▶ WHAT YOU ARE ASKED TO DO
Every line below that contains "vuotiaat" is to be copied.

▶ DATA LISTING
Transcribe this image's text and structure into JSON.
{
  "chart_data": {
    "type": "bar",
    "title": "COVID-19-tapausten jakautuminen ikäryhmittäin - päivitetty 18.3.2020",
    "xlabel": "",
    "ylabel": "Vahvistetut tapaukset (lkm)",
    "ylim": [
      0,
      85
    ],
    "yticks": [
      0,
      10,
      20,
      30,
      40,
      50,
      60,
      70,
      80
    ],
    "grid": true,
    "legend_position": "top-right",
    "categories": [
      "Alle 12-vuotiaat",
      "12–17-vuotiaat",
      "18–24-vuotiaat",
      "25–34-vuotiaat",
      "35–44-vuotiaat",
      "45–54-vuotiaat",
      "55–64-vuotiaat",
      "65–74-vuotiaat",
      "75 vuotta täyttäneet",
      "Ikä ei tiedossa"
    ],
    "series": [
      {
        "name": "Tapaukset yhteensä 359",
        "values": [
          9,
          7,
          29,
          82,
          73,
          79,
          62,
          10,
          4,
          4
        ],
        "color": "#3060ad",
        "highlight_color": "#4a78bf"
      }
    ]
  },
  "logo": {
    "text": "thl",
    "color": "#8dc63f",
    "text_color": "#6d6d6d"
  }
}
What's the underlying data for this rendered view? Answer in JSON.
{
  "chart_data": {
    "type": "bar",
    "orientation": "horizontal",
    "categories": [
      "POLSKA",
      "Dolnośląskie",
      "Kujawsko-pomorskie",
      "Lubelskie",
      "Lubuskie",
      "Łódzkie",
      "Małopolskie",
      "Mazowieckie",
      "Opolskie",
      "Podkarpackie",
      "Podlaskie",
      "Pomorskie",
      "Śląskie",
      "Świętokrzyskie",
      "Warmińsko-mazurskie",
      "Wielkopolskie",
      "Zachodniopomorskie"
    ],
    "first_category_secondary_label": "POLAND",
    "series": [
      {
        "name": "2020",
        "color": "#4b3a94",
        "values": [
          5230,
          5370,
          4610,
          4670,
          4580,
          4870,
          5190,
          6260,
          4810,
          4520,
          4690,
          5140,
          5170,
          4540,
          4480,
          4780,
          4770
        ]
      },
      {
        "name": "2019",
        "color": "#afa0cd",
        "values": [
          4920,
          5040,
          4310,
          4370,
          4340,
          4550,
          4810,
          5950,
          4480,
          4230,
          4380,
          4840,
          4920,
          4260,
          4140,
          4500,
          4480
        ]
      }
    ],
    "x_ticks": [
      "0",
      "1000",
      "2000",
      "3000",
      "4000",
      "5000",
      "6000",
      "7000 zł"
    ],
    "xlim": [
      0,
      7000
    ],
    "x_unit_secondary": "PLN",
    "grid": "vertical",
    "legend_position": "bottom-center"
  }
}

▶ ANSWER
      "Alle 12-vuotiaat",
      "12–17-vuotiaat",
      "18–24-vuotiaat",
      "25–34-vuotiaat",
      "35–44-vuotiaat",
      "45–54-vuotiaat",
      "55–64-vuotiaat",
      "65–74-vuotiaat",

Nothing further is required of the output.